**THE RECORDS**:
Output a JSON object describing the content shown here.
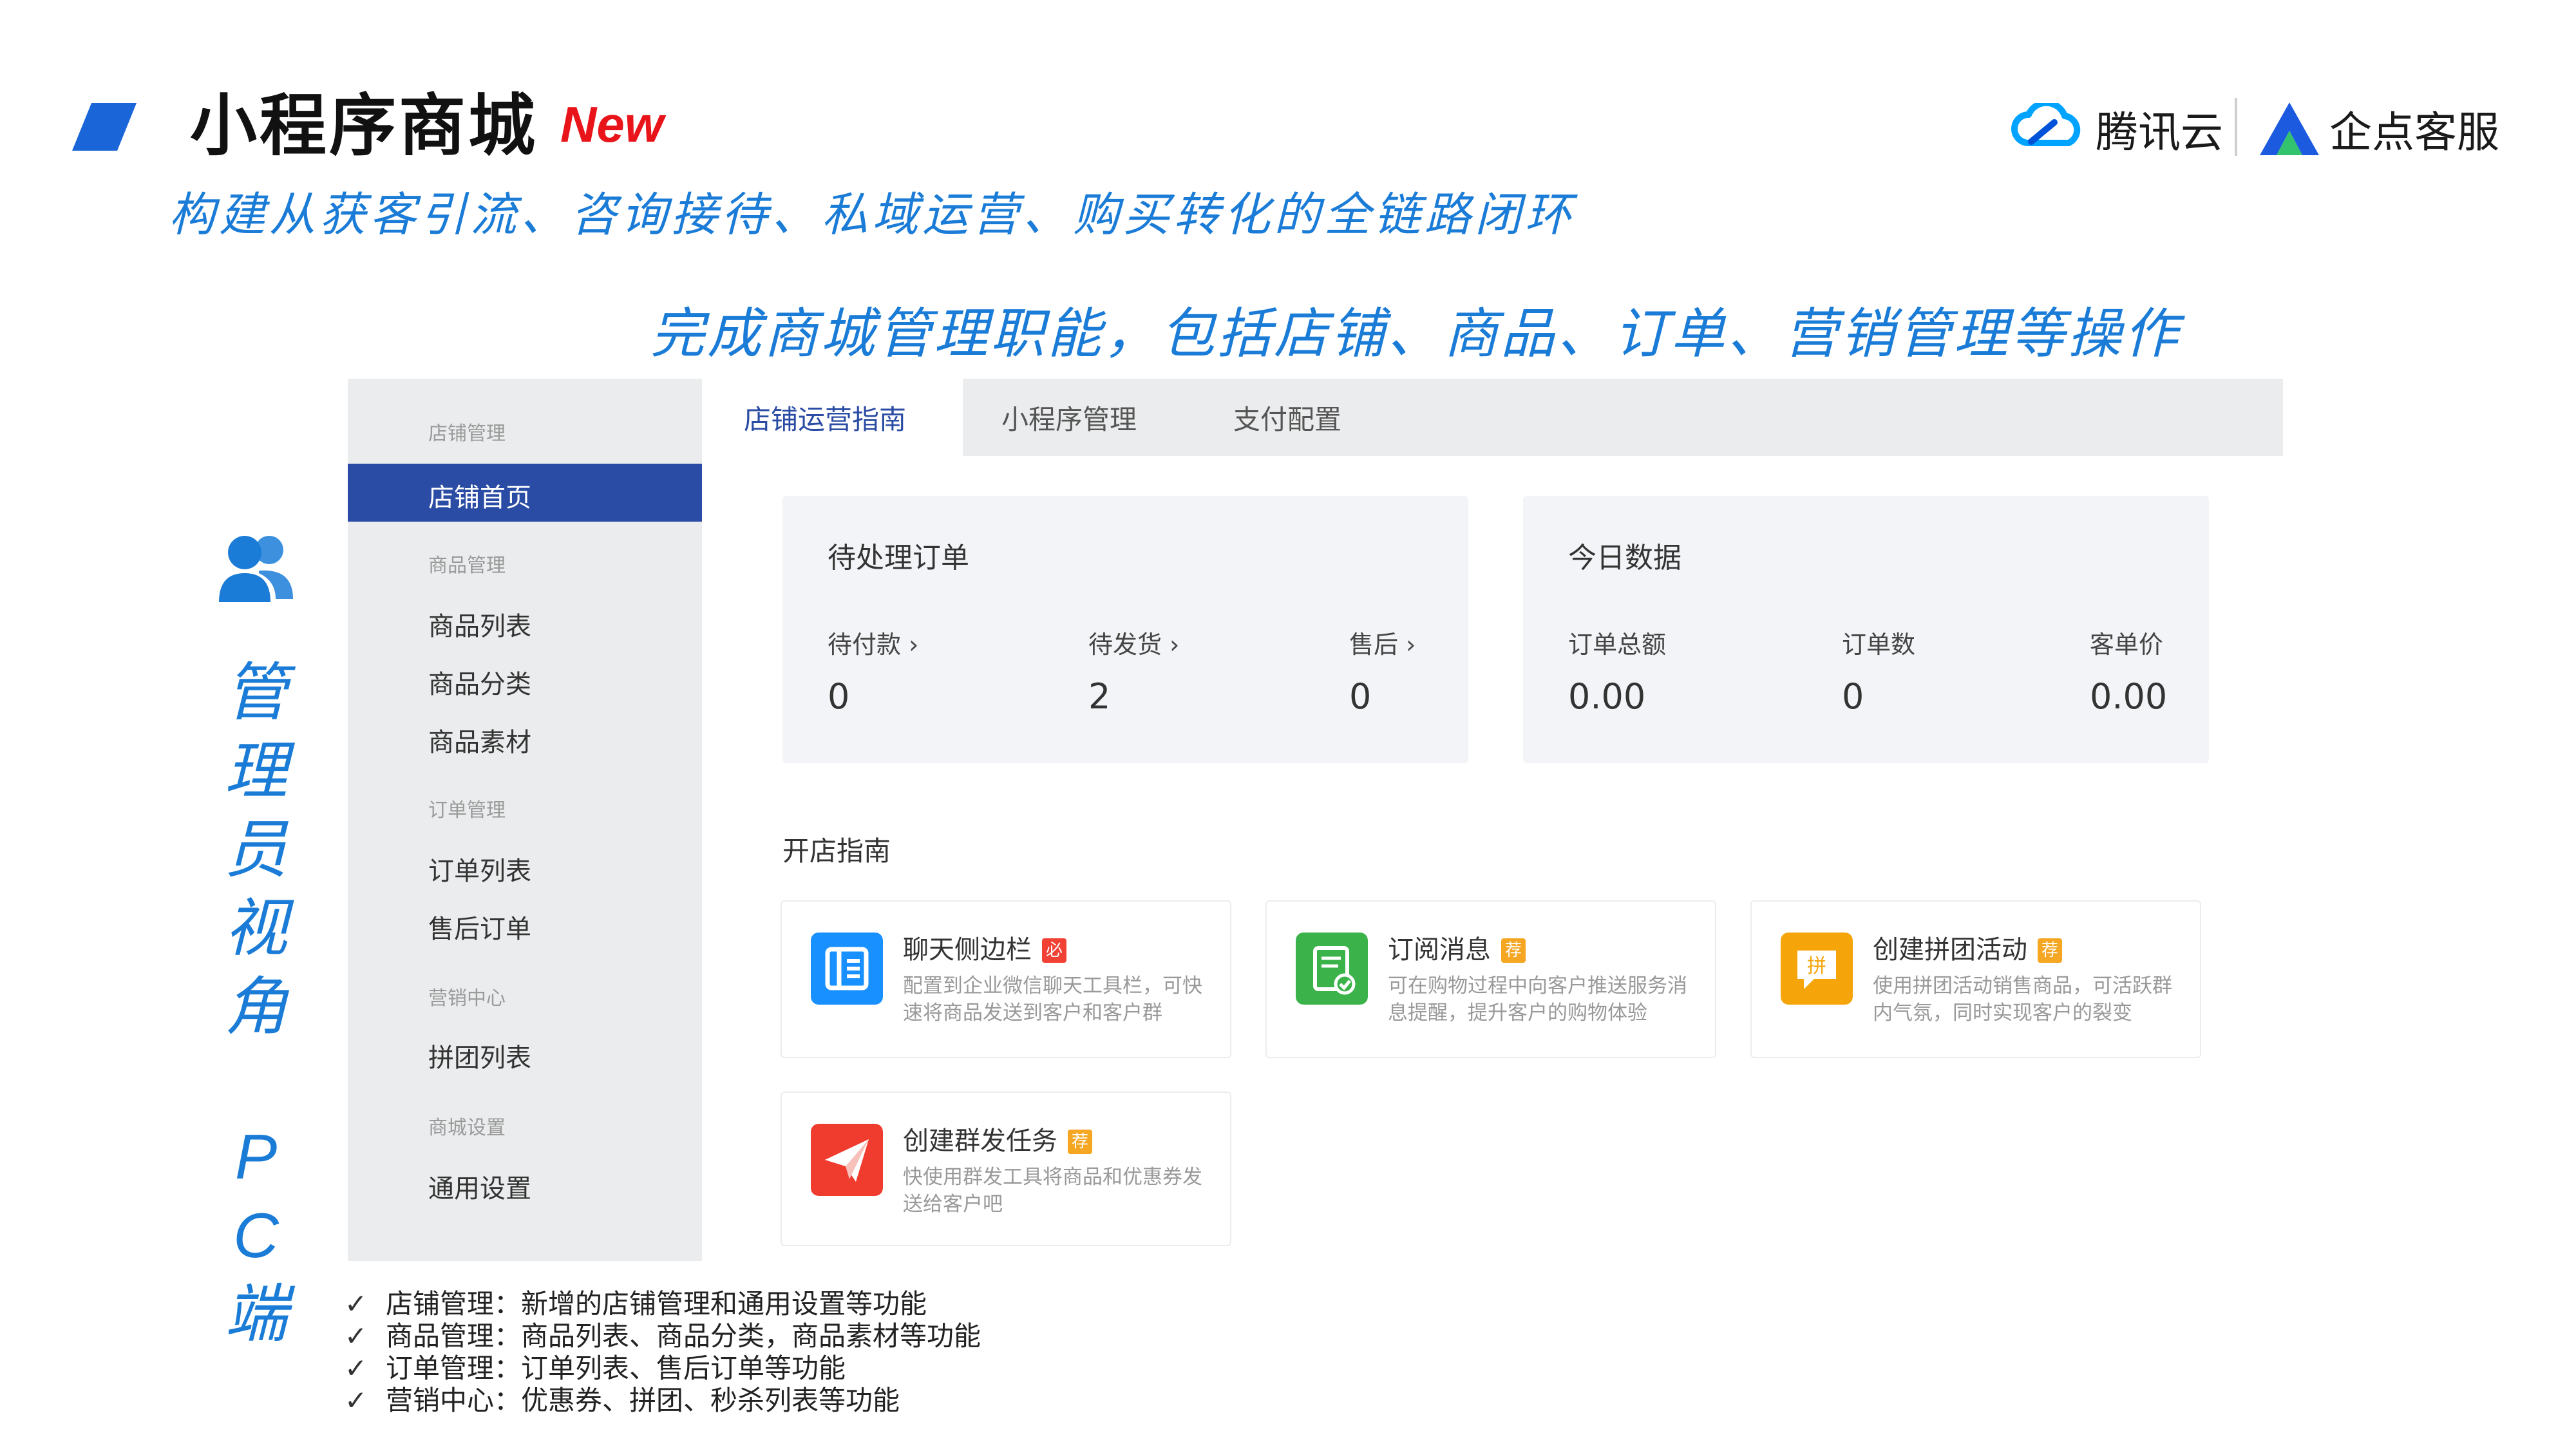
{
  "slide": {
    "title": "小程序商城",
    "badge": "New",
    "subtitle": "构建从获客引流、咨询接待、私域运营、购买转化的全链路闭环",
    "tagline": "完成商城管理职能，包括店铺、商品、订单、营销管理等操作",
    "vertical_label": "管理员视角",
    "vertical_label_chars": [
      "管",
      "理",
      "员",
      "视",
      "角"
    ],
    "vertical_pc_chars": [
      "P",
      "C",
      "端"
    ]
  },
  "logos": {
    "tencent": "腾讯云",
    "qidian": "企点客服"
  },
  "sidebar": {
    "groups": [
      {
        "label": "店铺管理",
        "items": [
          "店铺首页"
        ]
      },
      {
        "label": "商品管理",
        "items": [
          "商品列表",
          "商品分类",
          "商品素材"
        ]
      },
      {
        "label": "订单管理",
        "items": [
          "订单列表",
          "售后订单"
        ]
      },
      {
        "label": "营销中心",
        "items": [
          "拼团列表"
        ]
      },
      {
        "label": "商城设置",
        "items": [
          "通用设置"
        ]
      }
    ],
    "active": "店铺首页"
  },
  "tabs": [
    "店铺运营指南",
    "小程序管理",
    "支付配置"
  ],
  "pending_orders": {
    "title": "待处理订单",
    "stats": [
      {
        "label": "待付款 ›",
        "value": "0"
      },
      {
        "label": "待发货 ›",
        "value": "2"
      },
      {
        "label": "售后 ›",
        "value": "0"
      }
    ]
  },
  "today_data": {
    "title": "今日数据",
    "stats": [
      {
        "label": "订单总额",
        "value": "0.00"
      },
      {
        "label": "订单数",
        "value": "0"
      },
      {
        "label": "客单价",
        "value": "0.00"
      }
    ]
  },
  "guide": {
    "title": "开店指南",
    "cards": [
      {
        "name": "聊天侧边栏",
        "badge": "必",
        "desc": "配置到企业微信聊天工具栏，可快速将商品发送到客户和客户群",
        "icon": "sidebar-icon",
        "color": "#1890ff",
        "badge_color": "#f04134"
      },
      {
        "name": "订阅消息",
        "badge": "荐",
        "desc": "可在购物过程中向客户推送服务消息提醒，提升客户的购物体验",
        "icon": "subscribe-icon",
        "color": "#3bb34a",
        "badge_color": "#f5a623"
      },
      {
        "name": "创建拼团活动",
        "badge": "荐",
        "desc": "使用拼团活动销售商品，可活跃群内气氛，同时实现客户的裂变",
        "icon": "group-buy-icon",
        "color": "#f5a50a",
        "badge_color": "#f5a623"
      },
      {
        "name": "创建群发任务",
        "badge": "荐",
        "desc": "快使用群发工具将商品和优惠券发送给客户吧",
        "icon": "broadcast-icon",
        "color": "#f03c2e",
        "badge_color": "#f5a623"
      }
    ]
  },
  "bullets": [
    "店铺管理：新增的店铺管理和通用设置等功能",
    "商品管理：商品列表、商品分类，商品素材等功能",
    "订单管理：订单列表、售后订单等功能",
    "营销中心：优惠券、拼团、秒杀列表等功能"
  ],
  "check_mark": "✓"
}
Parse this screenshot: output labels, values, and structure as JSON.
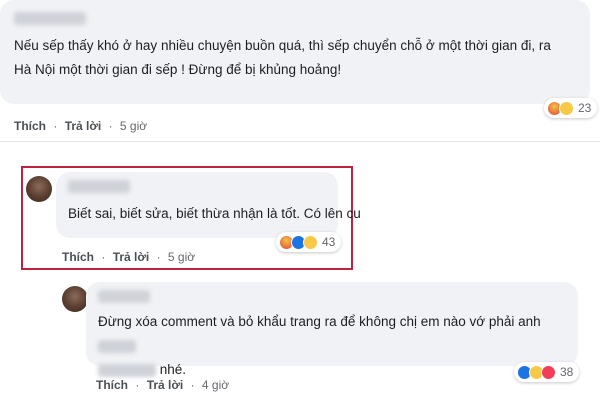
{
  "comments": [
    {
      "text_line1": "Nếu sếp thấy khó ở hay nhiều chuyện buồn quá, thì sếp chuyển chỗ ở một thời gian đi, ra",
      "text_line2": "Hà Nội một thời gian đi sếp ! Đừng để bị khủng hoảng!",
      "like": "Thích",
      "reply": "Trả lời",
      "sep": "·",
      "time": "5 giờ",
      "reaction_count": "23",
      "reaction_icons": [
        "angry-icon",
        "haha-icon"
      ]
    },
    {
      "text": "Biết sai, biết sửa, biết thừa nhận là tốt. Có lên cu",
      "like": "Thích",
      "reply": "Trả lời",
      "sep": "·",
      "time": "5 giờ",
      "reaction_count": "43",
      "reaction_icons": [
        "angry-icon",
        "like-icon",
        "wow-icon"
      ],
      "highlight_color": "#c0213c"
    },
    {
      "text_line1": "Đừng xóa comment và bỏ khẩu trang ra để không chị em nào vớ phải anh",
      "text_line2": "nhé.",
      "like": "Thích",
      "reply": "Trả lời",
      "sep": "·",
      "time": "4 giờ",
      "reaction_count": "38",
      "reaction_icons": [
        "like-icon",
        "haha-icon",
        "love-icon"
      ]
    }
  ]
}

**YOUR GOAL**: Locate each line containing the string "Đừng" and show it.

**THE COMPLETED TASK**:
      "text_line2": "Hà Nội một thời gian đi sếp ! Đừng để bị khủng hoảng!",
      "text_line1": "Đừng xóa comment và bỏ khẩu trang ra để không chị em nào vớ phải anh",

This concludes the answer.